## [Goal]
In the records below, find each line containing the word "Contraintes" and copy it.

## [Data lines]
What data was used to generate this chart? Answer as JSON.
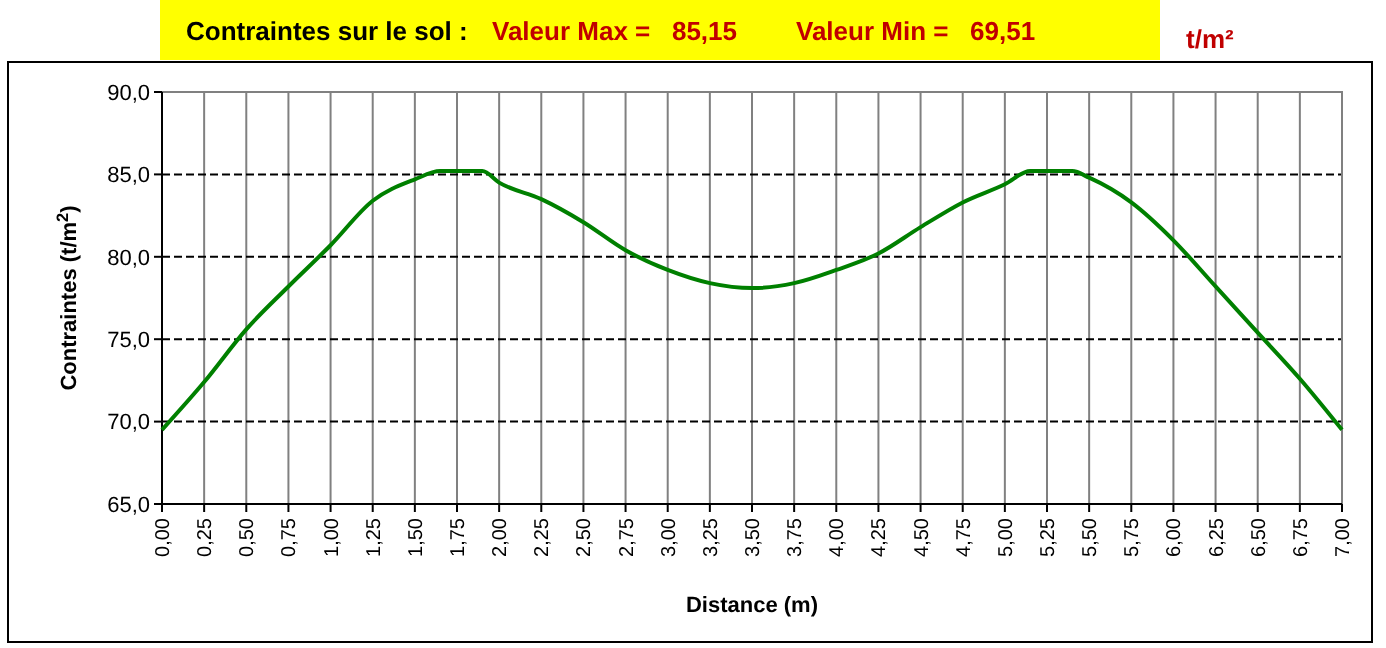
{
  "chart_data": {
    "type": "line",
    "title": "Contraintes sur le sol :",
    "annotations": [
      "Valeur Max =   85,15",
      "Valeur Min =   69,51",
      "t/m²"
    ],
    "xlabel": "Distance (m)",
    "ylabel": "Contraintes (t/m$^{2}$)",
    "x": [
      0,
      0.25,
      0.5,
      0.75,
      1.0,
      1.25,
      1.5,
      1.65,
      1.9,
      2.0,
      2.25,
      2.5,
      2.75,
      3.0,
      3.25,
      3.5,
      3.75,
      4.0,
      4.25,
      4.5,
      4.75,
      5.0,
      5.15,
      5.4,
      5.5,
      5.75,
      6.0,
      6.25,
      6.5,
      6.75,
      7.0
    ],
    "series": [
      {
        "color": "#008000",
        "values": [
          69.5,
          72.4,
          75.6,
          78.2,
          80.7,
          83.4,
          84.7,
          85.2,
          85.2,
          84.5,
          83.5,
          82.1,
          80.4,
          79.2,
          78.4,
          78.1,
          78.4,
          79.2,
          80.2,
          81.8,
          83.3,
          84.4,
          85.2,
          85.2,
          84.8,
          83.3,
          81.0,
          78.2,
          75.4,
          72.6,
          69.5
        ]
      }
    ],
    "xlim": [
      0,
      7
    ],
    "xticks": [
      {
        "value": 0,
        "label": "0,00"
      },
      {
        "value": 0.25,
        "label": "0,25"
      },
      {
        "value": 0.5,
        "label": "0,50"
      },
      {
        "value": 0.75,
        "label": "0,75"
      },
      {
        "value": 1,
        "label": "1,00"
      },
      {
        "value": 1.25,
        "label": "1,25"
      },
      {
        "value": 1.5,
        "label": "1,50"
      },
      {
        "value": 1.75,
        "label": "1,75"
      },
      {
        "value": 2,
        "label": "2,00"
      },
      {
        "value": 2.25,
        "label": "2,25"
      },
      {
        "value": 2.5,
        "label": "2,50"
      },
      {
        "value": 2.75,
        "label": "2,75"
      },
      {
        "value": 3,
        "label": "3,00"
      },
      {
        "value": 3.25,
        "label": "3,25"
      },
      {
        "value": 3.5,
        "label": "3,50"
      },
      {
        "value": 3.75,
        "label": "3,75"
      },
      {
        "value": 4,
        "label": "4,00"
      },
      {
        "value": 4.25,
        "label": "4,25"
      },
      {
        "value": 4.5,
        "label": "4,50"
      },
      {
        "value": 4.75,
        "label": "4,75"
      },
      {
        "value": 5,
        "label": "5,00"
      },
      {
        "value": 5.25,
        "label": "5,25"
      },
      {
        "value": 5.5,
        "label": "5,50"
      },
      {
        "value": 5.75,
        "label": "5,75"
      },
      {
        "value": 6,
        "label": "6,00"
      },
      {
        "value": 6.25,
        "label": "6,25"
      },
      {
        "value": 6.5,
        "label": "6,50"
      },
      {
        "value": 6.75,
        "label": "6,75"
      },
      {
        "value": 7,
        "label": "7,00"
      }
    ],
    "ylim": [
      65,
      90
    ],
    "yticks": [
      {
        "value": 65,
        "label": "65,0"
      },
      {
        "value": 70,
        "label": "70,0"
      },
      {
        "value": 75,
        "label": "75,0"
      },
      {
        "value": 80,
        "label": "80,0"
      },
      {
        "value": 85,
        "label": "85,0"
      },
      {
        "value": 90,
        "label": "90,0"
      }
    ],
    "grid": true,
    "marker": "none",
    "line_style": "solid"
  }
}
* * *
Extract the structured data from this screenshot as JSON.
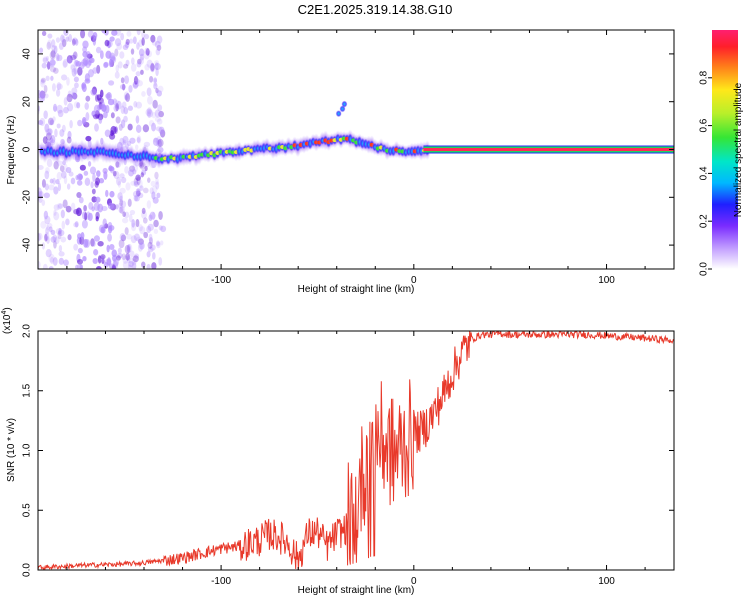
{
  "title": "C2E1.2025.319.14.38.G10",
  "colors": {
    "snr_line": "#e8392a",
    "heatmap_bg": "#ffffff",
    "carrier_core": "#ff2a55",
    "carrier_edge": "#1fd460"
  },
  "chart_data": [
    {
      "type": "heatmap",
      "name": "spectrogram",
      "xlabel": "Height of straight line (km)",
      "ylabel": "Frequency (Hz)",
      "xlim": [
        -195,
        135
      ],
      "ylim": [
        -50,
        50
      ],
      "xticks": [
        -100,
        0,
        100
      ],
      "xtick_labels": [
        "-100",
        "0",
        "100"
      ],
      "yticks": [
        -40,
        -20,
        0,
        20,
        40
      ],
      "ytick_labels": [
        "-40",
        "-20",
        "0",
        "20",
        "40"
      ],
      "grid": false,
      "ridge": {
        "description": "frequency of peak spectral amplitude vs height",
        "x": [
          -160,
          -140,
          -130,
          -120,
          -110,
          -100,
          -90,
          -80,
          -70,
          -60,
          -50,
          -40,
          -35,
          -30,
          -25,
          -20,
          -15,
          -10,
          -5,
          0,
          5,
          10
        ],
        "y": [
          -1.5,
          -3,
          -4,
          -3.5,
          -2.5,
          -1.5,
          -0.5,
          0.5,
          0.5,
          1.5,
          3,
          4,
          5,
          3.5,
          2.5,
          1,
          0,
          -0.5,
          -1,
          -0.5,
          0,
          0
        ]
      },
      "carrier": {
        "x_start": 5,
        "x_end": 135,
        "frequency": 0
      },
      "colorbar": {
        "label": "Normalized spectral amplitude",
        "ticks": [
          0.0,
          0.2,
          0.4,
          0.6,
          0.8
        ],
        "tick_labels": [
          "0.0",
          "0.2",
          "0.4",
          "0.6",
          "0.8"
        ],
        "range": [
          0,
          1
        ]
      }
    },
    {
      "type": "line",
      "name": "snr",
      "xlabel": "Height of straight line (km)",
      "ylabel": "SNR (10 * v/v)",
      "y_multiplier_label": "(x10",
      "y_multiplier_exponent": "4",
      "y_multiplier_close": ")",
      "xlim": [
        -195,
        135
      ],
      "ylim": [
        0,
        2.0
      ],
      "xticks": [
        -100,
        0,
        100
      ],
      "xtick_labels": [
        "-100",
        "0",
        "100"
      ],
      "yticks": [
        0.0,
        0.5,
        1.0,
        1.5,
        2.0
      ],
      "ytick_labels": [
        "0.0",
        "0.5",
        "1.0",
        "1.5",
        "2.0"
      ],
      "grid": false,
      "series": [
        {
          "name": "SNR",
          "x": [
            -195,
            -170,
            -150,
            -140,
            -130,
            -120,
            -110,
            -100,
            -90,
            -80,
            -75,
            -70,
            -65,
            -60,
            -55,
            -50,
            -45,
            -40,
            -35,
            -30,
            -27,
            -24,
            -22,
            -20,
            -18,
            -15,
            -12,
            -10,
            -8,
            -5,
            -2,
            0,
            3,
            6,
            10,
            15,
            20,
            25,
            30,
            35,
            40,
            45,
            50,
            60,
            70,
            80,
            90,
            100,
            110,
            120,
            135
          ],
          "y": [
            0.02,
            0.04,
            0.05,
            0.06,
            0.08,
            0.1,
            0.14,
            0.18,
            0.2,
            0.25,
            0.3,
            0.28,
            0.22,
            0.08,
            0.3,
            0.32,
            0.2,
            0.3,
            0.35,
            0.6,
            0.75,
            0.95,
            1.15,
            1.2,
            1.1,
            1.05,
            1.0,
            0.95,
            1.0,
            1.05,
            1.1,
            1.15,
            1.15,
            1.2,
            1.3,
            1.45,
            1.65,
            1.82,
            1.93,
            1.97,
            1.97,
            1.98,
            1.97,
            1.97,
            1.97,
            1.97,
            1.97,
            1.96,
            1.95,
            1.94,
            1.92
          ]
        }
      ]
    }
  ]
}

## [Solution]
    "title": "Contraintes sur le sol :",
    "ylabel": "Contraintes (t/m$^{2}$)",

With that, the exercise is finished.